Entries:
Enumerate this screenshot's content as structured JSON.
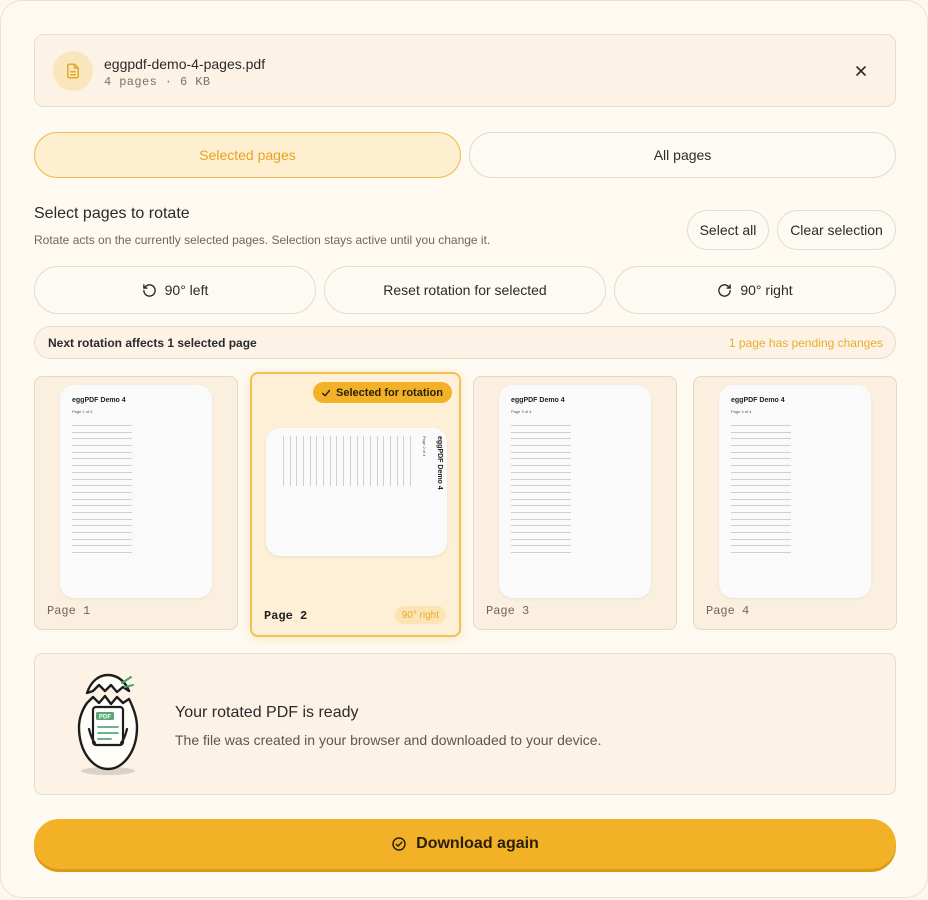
{
  "file": {
    "name": "eggpdf-demo-4-pages.pdf",
    "meta": "4 pages · 6 KB"
  },
  "tabs": [
    {
      "label": "Selected pages",
      "active": true
    },
    {
      "label": "All pages",
      "active": false
    }
  ],
  "selection": {
    "title": "Select pages to rotate",
    "description": "Rotate acts on the currently selected pages. Selection stays active until you change it.",
    "select_all_label": "Select all",
    "clear_label": "Clear selection"
  },
  "actions": {
    "rotate_left_label": "90° left",
    "reset_label": "Reset rotation for selected",
    "rotate_right_label": "90° right"
  },
  "status": {
    "left": "Next rotation affects 1 selected page",
    "right": "1 page has pending changes"
  },
  "pages": [
    {
      "label": "Page 1",
      "thumb_title": "eggPDF Demo 4",
      "thumb_sub": "Page 1 of 4",
      "selected": false
    },
    {
      "label": "Page 2",
      "thumb_title": "eggPDF Demo 4",
      "thumb_sub": "Page 2 of 4",
      "selected": true,
      "badge": "Selected for rotation",
      "rotation": "90° right"
    },
    {
      "label": "Page 3",
      "thumb_title": "eggPDF Demo 4",
      "thumb_sub": "Page 3 of 4",
      "selected": false
    },
    {
      "label": "Page 4",
      "thumb_title": "eggPDF Demo 4",
      "thumb_sub": "Page 4 of 4",
      "selected": false
    }
  ],
  "ready": {
    "title": "Your rotated PDF is ready",
    "description": "The file was created in your browser and downloaded to your device.",
    "egg_badge": "PDF"
  },
  "download_label": "Download again",
  "colors": {
    "accent": "#f2b126",
    "accent_text": "#e7a320",
    "background": "#fefaf1"
  },
  "icons": {
    "file": "document-icon",
    "close": "close-icon",
    "rotate_left": "rotate-ccw-icon",
    "rotate_right": "rotate-cw-icon",
    "check": "check-icon",
    "download": "check-circle-icon"
  }
}
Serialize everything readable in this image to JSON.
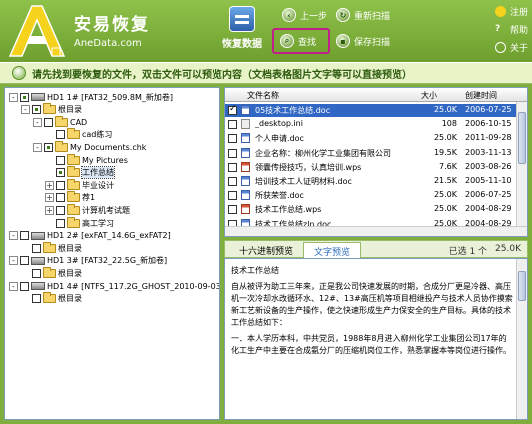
{
  "app": {
    "brand_cn": "安易恢复",
    "brand_en": "AneData.com",
    "recover_label": "恢复数据",
    "prev_label": "上一步",
    "rescan_label": "重新扫描",
    "search_label": "查找",
    "save_scan_label": "保存扫描",
    "register_label": "注册",
    "help_label": "帮助",
    "about_label": "关于"
  },
  "notice": "请先找到要恢复的文件，双击文件可以预览内容（文档表格图片文字等可以直接预览）",
  "tree": [
    {
      "label": "HD1  1# [FAT32_509.8M_新加卷]",
      "level": 0,
      "kind": "drive",
      "exp": "-",
      "chk": "part"
    },
    {
      "label": "根目录",
      "level": 1,
      "kind": "folder",
      "exp": "-",
      "chk": "part"
    },
    {
      "label": "CAD",
      "level": 2,
      "kind": "folder",
      "exp": "-",
      "chk": "off"
    },
    {
      "label": "cad练习",
      "level": 3,
      "kind": "folder",
      "exp": "",
      "chk": "off"
    },
    {
      "label": "My Documents.chk",
      "level": 2,
      "kind": "folder",
      "exp": "-",
      "chk": "part"
    },
    {
      "label": "My Pictures",
      "level": 3,
      "kind": "folder",
      "exp": "",
      "chk": "off"
    },
    {
      "label": "工作总结",
      "level": 3,
      "kind": "folder",
      "exp": "",
      "chk": "part",
      "selected": true
    },
    {
      "label": "毕业设计",
      "level": 3,
      "kind": "folder",
      "exp": "+",
      "chk": "off"
    },
    {
      "label": "荐1",
      "level": 3,
      "kind": "folder",
      "exp": "+",
      "chk": "off"
    },
    {
      "label": "计算机考试题",
      "level": 3,
      "kind": "folder",
      "exp": "+",
      "chk": "off"
    },
    {
      "label": "高工学习",
      "level": 3,
      "kind": "folder",
      "exp": "",
      "chk": "off"
    },
    {
      "label": "HD1  2# [exFAT_14.6G_exFAT2]",
      "level": 0,
      "kind": "drive",
      "exp": "-",
      "chk": "off"
    },
    {
      "label": "根目录",
      "level": 1,
      "kind": "folder",
      "exp": "",
      "chk": "off"
    },
    {
      "label": "HD1  3# [FAT32_22.5G_新加卷]",
      "level": 0,
      "kind": "drive",
      "exp": "-",
      "chk": "off"
    },
    {
      "label": "根目录",
      "level": 1,
      "kind": "folder",
      "exp": "",
      "chk": "off"
    },
    {
      "label": "HD1  4# [NTFS_117.2G_GHOST_2010-09-03]",
      "level": 0,
      "kind": "drive",
      "exp": "-",
      "chk": "off"
    },
    {
      "label": "根目录",
      "level": 1,
      "kind": "folder",
      "exp": "",
      "chk": "off"
    }
  ],
  "files": {
    "columns": [
      "文件名称",
      "大小",
      "创建时间"
    ],
    "rows": [
      {
        "name": "05技术工作总结.doc",
        "size": "25.0K",
        "date": "2006-07-25",
        "icon": "doc",
        "checked": true,
        "selected": true
      },
      {
        "name": "_desktop.ini",
        "size": "108",
        "date": "2006-10-15",
        "icon": "ini",
        "checked": false
      },
      {
        "name": "个人申请.doc",
        "size": "25.0K",
        "date": "2011-09-28",
        "icon": "doc",
        "checked": false
      },
      {
        "name": "企业名称：柳州化学工业集团有限公司",
        "size": "19.5K",
        "date": "2003-11-13",
        "icon": "doc",
        "checked": false
      },
      {
        "name": "领囊传授技巧，认真培训.wps",
        "size": "7.6K",
        "date": "2003-08-26",
        "icon": "wps",
        "checked": false
      },
      {
        "name": "培训技术工人证明材料.doc",
        "size": "21.5K",
        "date": "2005-11-10",
        "icon": "doc",
        "checked": false
      },
      {
        "name": "所获荣誉.doc",
        "size": "25.0K",
        "date": "2006-07-25",
        "icon": "doc",
        "checked": false
      },
      {
        "name": "技术工作总结.wps",
        "size": "25.0K",
        "date": "2004-08-29",
        "icon": "wps",
        "checked": false
      },
      {
        "name": "技术工作总结zln.doc",
        "size": "25.0K",
        "date": "2004-08-29",
        "icon": "doc",
        "checked": false
      }
    ]
  },
  "preview": {
    "tab_hex": "十六进制预览",
    "tab_text": "文字预览",
    "selected_label": "已选 1 个",
    "selected_size": "25.0K",
    "paragraphs": [
      "技术工作总结",
      "自从被评为助工三年来，正是我公司快速发展的时期，合成分厂更是冷器、高压机一次冷却水改循环水、12#、13#高压机等项目相继投产与技术人员协作摸索新工艺新设备的生产操作，使之快速形成生产力保安全的生产目标。具体的技术工作总结如下：",
      "一．本人学历本科，中共党员，1988年8月进入柳州化学工业集团公司17年的化工生产中主要在合成氨分厂的压缩机岗位工作，熟悉掌握本等岗位进行操作。"
    ]
  }
}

The task:
Every entry above should be duplicated exactly. Do not include the images.

Response to this exercise:
Enumerate this screenshot's content as structured JSON.
{
  "file": {
    "name": "eggpdf-demo-4-pages.pdf",
    "meta": "4 pages · 6 KB"
  },
  "tabs": [
    {
      "label": "Selected pages",
      "active": true
    },
    {
      "label": "All pages",
      "active": false
    }
  ],
  "selection": {
    "title": "Select pages to rotate",
    "description": "Rotate acts on the currently selected pages. Selection stays active until you change it.",
    "select_all_label": "Select all",
    "clear_label": "Clear selection"
  },
  "actions": {
    "rotate_left_label": "90° left",
    "reset_label": "Reset rotation for selected",
    "rotate_right_label": "90° right"
  },
  "status": {
    "left": "Next rotation affects 1 selected page",
    "right": "1 page has pending changes"
  },
  "pages": [
    {
      "label": "Page 1",
      "thumb_title": "eggPDF Demo 4",
      "thumb_sub": "Page 1 of 4",
      "selected": false
    },
    {
      "label": "Page 2",
      "thumb_title": "eggPDF Demo 4",
      "thumb_sub": "Page 2 of 4",
      "selected": true,
      "badge": "Selected for rotation",
      "rotation": "90° right"
    },
    {
      "label": "Page 3",
      "thumb_title": "eggPDF Demo 4",
      "thumb_sub": "Page 3 of 4",
      "selected": false
    },
    {
      "label": "Page 4",
      "thumb_title": "eggPDF Demo 4",
      "thumb_sub": "Page 4 of 4",
      "selected": false
    }
  ],
  "ready": {
    "title": "Your rotated PDF is ready",
    "description": "The file was created in your browser and downloaded to your device.",
    "egg_badge": "PDF"
  },
  "download_label": "Download again",
  "colors": {
    "accent": "#f2b126",
    "accent_text": "#e7a320",
    "background": "#fefaf1"
  },
  "icons": {
    "file": "document-icon",
    "close": "close-icon",
    "rotate_left": "rotate-ccw-icon",
    "rotate_right": "rotate-cw-icon",
    "check": "check-icon",
    "download": "check-circle-icon"
  }
}
Serialize everything readable in this image to JSON.
{
  "app": {
    "brand_cn": "安易恢复",
    "brand_en": "AneData.com",
    "recover_label": "恢复数据",
    "prev_label": "上一步",
    "rescan_label": "重新扫描",
    "search_label": "查找",
    "save_scan_label": "保存扫描",
    "register_label": "注册",
    "help_label": "帮助",
    "about_label": "关于"
  },
  "notice": "请先找到要恢复的文件，双击文件可以预览内容（文档表格图片文字等可以直接预览）",
  "tree": [
    {
      "label": "HD1  1# [FAT32_509.8M_新加卷]",
      "level": 0,
      "kind": "drive",
      "exp": "-",
      "chk": "part"
    },
    {
      "label": "根目录",
      "level": 1,
      "kind": "folder",
      "exp": "-",
      "chk": "part"
    },
    {
      "label": "CAD",
      "level": 2,
      "kind": "folder",
      "exp": "-",
      "chk": "off"
    },
    {
      "label": "cad练习",
      "level": 3,
      "kind": "folder",
      "exp": "",
      "chk": "off"
    },
    {
      "label": "My Documents.chk",
      "level": 2,
      "kind": "folder",
      "exp": "-",
      "chk": "part"
    },
    {
      "label": "My Pictures",
      "level": 3,
      "kind": "folder",
      "exp": "",
      "chk": "off"
    },
    {
      "label": "工作总结",
      "level": 3,
      "kind": "folder",
      "exp": "",
      "chk": "part",
      "selected": true
    },
    {
      "label": "毕业设计",
      "level": 3,
      "kind": "folder",
      "exp": "+",
      "chk": "off"
    },
    {
      "label": "荐1",
      "level": 3,
      "kind": "folder",
      "exp": "+",
      "chk": "off"
    },
    {
      "label": "计算机考试题",
      "level": 3,
      "kind": "folder",
      "exp": "+",
      "chk": "off"
    },
    {
      "label": "高工学习",
      "level": 3,
      "kind": "folder",
      "exp": "",
      "chk": "off"
    },
    {
      "label": "HD1  2# [exFAT_14.6G_exFAT2]",
      "level": 0,
      "kind": "drive",
      "exp": "-",
      "chk": "off"
    },
    {
      "label": "根目录",
      "level": 1,
      "kind": "folder",
      "exp": "",
      "chk": "off"
    },
    {
      "label": "HD1  3# [FAT32_22.5G_新加卷]",
      "level": 0,
      "kind": "drive",
      "exp": "-",
      "chk": "off"
    },
    {
      "label": "根目录",
      "level": 1,
      "kind": "folder",
      "exp": "",
      "chk": "off"
    },
    {
      "label": "HD1  4# [NTFS_117.2G_GHOST_2010-09-03]",
      "level": 0,
      "kind": "drive",
      "exp": "-",
      "chk": "off"
    },
    {
      "label": "根目录",
      "level": 1,
      "kind": "folder",
      "exp": "",
      "chk": "off"
    }
  ],
  "files": {
    "columns": [
      "文件名称",
      "大小",
      "创建时间"
    ],
    "rows": [
      {
        "name": "05技术工作总结.doc",
        "size": "25.0K",
        "date": "2006-07-25",
        "icon": "doc",
        "checked": true,
        "selected": true
      },
      {
        "name": "_desktop.ini",
        "size": "108",
        "date": "2006-10-15",
        "icon": "ini",
        "checked": false
      },
      {
        "name": "个人申请.doc",
        "size": "25.0K",
        "date": "2011-09-28",
        "icon": "doc",
        "checked": false
      },
      {
        "name": "企业名称：柳州化学工业集团有限公司",
        "size": "19.5K",
        "date": "2003-11-13",
        "icon": "doc",
        "checked": false
      },
      {
        "name": "领囊传授技巧，认真培训.wps",
        "size": "7.6K",
        "date": "2003-08-26",
        "icon": "wps",
        "checked": false
      },
      {
        "name": "培训技术工人证明材料.doc",
        "size": "21.5K",
        "date": "2005-11-10",
        "icon": "doc",
        "checked": false
      },
      {
        "name": "所获荣誉.doc",
        "size": "25.0K",
        "date": "2006-07-25",
        "icon": "doc",
        "checked": false
      },
      {
        "name": "技术工作总结.wps",
        "size": "25.0K",
        "date": "2004-08-29",
        "icon": "wps",
        "checked": false
      },
      {
        "name": "技术工作总结zln.doc",
        "size": "25.0K",
        "date": "2004-08-29",
        "icon": "doc",
        "checked": false
      }
    ]
  },
  "preview": {
    "tab_hex": "十六进制预览",
    "tab_text": "文字预览",
    "selected_label": "已选 1 个",
    "selected_size": "25.0K",
    "paragraphs": [
      "技术工作总结",
      "自从被评为助工三年来，正是我公司快速发展的时期，合成分厂更是冷器、高压机一次冷却水改循环水、12#、13#高压机等项目相继投产与技术人员协作摸索新工艺新设备的生产操作，使之快速形成生产力保安全的生产目标。具体的技术工作总结如下：",
      "一．本人学历本科，中共党员，1988年8月进入柳州化学工业集团公司17年的化工生产中主要在合成氨分厂的压缩机岗位工作，熟悉掌握本等岗位进行操作。"
    ]
  }
}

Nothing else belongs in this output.